== TASK OBJECTIVE ==
Repeat each entry in full, exactly.

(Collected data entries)
## START

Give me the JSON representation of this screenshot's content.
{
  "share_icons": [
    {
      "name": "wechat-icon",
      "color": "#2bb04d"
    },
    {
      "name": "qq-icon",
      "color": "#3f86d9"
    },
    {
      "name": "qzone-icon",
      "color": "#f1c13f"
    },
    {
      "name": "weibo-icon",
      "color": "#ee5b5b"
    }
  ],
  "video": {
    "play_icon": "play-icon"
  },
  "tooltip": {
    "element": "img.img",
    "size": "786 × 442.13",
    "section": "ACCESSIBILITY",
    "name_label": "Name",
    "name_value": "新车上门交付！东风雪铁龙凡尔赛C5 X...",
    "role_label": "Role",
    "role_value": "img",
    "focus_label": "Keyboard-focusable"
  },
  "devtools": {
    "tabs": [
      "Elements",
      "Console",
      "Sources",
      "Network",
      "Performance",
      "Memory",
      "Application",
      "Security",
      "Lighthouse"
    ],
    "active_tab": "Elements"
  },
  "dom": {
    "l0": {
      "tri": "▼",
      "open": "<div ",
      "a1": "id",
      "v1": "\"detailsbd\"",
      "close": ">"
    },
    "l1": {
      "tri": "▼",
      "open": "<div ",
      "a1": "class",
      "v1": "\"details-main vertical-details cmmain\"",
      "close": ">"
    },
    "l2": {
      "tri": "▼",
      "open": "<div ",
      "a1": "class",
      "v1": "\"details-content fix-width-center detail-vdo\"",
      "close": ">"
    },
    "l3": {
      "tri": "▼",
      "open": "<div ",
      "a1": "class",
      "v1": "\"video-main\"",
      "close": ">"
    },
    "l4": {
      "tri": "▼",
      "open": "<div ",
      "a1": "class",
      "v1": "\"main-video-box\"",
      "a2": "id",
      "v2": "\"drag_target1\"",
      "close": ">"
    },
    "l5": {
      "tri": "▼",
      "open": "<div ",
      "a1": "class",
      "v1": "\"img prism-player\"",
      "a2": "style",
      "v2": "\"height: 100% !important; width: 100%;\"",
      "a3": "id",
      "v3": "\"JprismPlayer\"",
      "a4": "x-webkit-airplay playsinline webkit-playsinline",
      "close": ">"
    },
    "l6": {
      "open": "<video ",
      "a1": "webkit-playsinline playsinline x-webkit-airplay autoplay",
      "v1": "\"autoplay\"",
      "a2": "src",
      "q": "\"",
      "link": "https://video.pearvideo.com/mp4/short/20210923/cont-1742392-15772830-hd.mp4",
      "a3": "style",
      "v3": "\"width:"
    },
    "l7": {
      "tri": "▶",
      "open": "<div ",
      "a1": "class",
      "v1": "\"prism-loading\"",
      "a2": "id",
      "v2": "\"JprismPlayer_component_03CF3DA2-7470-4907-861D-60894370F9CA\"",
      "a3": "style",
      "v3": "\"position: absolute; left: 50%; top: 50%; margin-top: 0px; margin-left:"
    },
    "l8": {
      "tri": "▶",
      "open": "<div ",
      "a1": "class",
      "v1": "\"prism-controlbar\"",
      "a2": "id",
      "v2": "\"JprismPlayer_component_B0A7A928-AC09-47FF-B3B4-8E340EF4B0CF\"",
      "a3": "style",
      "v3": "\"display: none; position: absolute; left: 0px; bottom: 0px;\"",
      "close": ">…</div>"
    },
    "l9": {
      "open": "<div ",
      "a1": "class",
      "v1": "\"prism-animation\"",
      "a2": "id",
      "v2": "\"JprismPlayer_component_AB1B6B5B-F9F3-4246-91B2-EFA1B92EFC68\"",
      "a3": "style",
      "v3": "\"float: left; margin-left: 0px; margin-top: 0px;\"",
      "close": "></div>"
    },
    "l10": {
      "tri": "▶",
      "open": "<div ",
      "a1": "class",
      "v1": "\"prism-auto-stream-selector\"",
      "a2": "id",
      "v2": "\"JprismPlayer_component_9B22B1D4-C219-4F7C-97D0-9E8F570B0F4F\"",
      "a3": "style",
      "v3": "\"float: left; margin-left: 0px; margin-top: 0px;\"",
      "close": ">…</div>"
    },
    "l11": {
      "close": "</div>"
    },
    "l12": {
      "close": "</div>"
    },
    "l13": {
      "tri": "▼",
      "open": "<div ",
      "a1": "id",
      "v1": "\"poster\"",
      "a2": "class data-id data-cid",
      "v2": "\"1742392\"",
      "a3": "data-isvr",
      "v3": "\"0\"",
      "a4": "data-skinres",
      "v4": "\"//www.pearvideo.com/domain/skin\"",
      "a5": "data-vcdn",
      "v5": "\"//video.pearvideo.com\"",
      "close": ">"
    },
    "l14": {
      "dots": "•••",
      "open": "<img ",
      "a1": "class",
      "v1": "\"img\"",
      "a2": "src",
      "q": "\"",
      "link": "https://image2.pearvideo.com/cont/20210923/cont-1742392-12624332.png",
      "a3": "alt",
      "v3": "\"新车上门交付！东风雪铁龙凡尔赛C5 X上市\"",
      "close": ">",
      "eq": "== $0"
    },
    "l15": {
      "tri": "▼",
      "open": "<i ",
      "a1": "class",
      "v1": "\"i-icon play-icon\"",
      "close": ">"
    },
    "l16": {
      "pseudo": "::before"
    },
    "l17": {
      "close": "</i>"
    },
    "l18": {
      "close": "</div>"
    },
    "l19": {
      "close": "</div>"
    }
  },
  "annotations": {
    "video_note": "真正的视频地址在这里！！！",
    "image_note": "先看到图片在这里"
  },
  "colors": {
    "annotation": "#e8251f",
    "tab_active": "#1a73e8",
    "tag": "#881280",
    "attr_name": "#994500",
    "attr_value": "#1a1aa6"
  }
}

## END

== SOLVED PROBLEM ==
Give me the JSON representation of this screenshot's content.
{
  "share_icons": [
    {
      "name": "wechat-icon",
      "color": "#2bb04d"
    },
    {
      "name": "qq-icon",
      "color": "#3f86d9"
    },
    {
      "name": "qzone-icon",
      "color": "#f1c13f"
    },
    {
      "name": "weibo-icon",
      "color": "#ee5b5b"
    }
  ],
  "video": {
    "play_icon": "play-icon"
  },
  "tooltip": {
    "element": "img.img",
    "size": "786 × 442.13",
    "section": "ACCESSIBILITY",
    "name_label": "Name",
    "name_value": "新车上门交付！东风雪铁龙凡尔赛C5 X...",
    "role_label": "Role",
    "role_value": "img",
    "focus_label": "Keyboard-focusable"
  },
  "devtools": {
    "tabs": [
      "Elements",
      "Console",
      "Sources",
      "Network",
      "Performance",
      "Memory",
      "Application",
      "Security",
      "Lighthouse"
    ],
    "active_tab": "Elements"
  },
  "dom": {
    "l0": {
      "tri": "▼",
      "open": "<div ",
      "a1": "id",
      "v1": "\"detailsbd\"",
      "close": ">"
    },
    "l1": {
      "tri": "▼",
      "open": "<div ",
      "a1": "class",
      "v1": "\"details-main vertical-details cmmain\"",
      "close": ">"
    },
    "l2": {
      "tri": "▼",
      "open": "<div ",
      "a1": "class",
      "v1": "\"details-content fix-width-center detail-vdo\"",
      "close": ">"
    },
    "l3": {
      "tri": "▼",
      "open": "<div ",
      "a1": "class",
      "v1": "\"video-main\"",
      "close": ">"
    },
    "l4": {
      "tri": "▼",
      "open": "<div ",
      "a1": "class",
      "v1": "\"main-video-box\"",
      "a2": "id",
      "v2": "\"drag_target1\"",
      "close": ">"
    },
    "l5": {
      "tri": "▼",
      "open": "<div ",
      "a1": "class",
      "v1": "\"img prism-player\"",
      "a2": "style",
      "v2": "\"height: 100% !important; width: 100%;\"",
      "a3": "id",
      "v3": "\"JprismPlayer\"",
      "a4": "x-webkit-airplay playsinline webkit-playsinline",
      "close": ">"
    },
    "l6": {
      "open": "<video ",
      "a1": "webkit-playsinline playsinline x-webkit-airplay autoplay",
      "v1": "\"autoplay\"",
      "a2": "src",
      "q": "\"",
      "link": "https://video.pearvideo.com/mp4/short/20210923/cont-1742392-15772830-hd.mp4",
      "a3": "style",
      "v3": "\"width:"
    },
    "l7": {
      "tri": "▶",
      "open": "<div ",
      "a1": "class",
      "v1": "\"prism-loading\"",
      "a2": "id",
      "v2": "\"JprismPlayer_component_03CF3DA2-7470-4907-861D-60894370F9CA\"",
      "a3": "style",
      "v3": "\"position: absolute; left: 50%; top: 50%; margin-top: 0px; margin-left:"
    },
    "l8": {
      "tri": "▶",
      "open": "<div ",
      "a1": "class",
      "v1": "\"prism-controlbar\"",
      "a2": "id",
      "v2": "\"JprismPlayer_component_B0A7A928-AC09-47FF-B3B4-8E340EF4B0CF\"",
      "a3": "style",
      "v3": "\"display: none; position: absolute; left: 0px; bottom: 0px;\"",
      "close": ">…</div>"
    },
    "l9": {
      "open": "<div ",
      "a1": "class",
      "v1": "\"prism-animation\"",
      "a2": "id",
      "v2": "\"JprismPlayer_component_AB1B6B5B-F9F3-4246-91B2-EFA1B92EFC68\"",
      "a3": "style",
      "v3": "\"float: left; margin-left: 0px; margin-top: 0px;\"",
      "close": "></div>"
    },
    "l10": {
      "tri": "▶",
      "open": "<div ",
      "a1": "class",
      "v1": "\"prism-auto-stream-selector\"",
      "a2": "id",
      "v2": "\"JprismPlayer_component_9B22B1D4-C219-4F7C-97D0-9E8F570B0F4F\"",
      "a3": "style",
      "v3": "\"float: left; margin-left: 0px; margin-top: 0px;\"",
      "close": ">…</div>"
    },
    "l11": {
      "close": "</div>"
    },
    "l12": {
      "close": "</div>"
    },
    "l13": {
      "tri": "▼",
      "open": "<div ",
      "a1": "id",
      "v1": "\"poster\"",
      "a2": "class data-id data-cid",
      "v2": "\"1742392\"",
      "a3": "data-isvr",
      "v3": "\"0\"",
      "a4": "data-skinres",
      "v4": "\"//www.pearvideo.com/domain/skin\"",
      "a5": "data-vcdn",
      "v5": "\"//video.pearvideo.com\"",
      "close": ">"
    },
    "l14": {
      "dots": "•••",
      "open": "<img ",
      "a1": "class",
      "v1": "\"img\"",
      "a2": "src",
      "q": "\"",
      "link": "https://image2.pearvideo.com/cont/20210923/cont-1742392-12624332.png",
      "a3": "alt",
      "v3": "\"新车上门交付！东风雪铁龙凡尔赛C5 X上市\"",
      "close": ">",
      "eq": "== $0"
    },
    "l15": {
      "tri": "▼",
      "open": "<i ",
      "a1": "class",
      "v1": "\"i-icon play-icon\"",
      "close": ">"
    },
    "l16": {
      "pseudo": "::before"
    },
    "l17": {
      "close": "</i>"
    },
    "l18": {
      "close": "</div>"
    },
    "l19": {
      "close": "</div>"
    }
  },
  "annotations": {
    "video_note": "真正的视频地址在这里！！！",
    "image_note": "先看到图片在这里"
  },
  "colors": {
    "annotation": "#e8251f",
    "tab_active": "#1a73e8",
    "tag": "#881280",
    "attr_name": "#994500",
    "attr_value": "#1a1aa6"
  }
}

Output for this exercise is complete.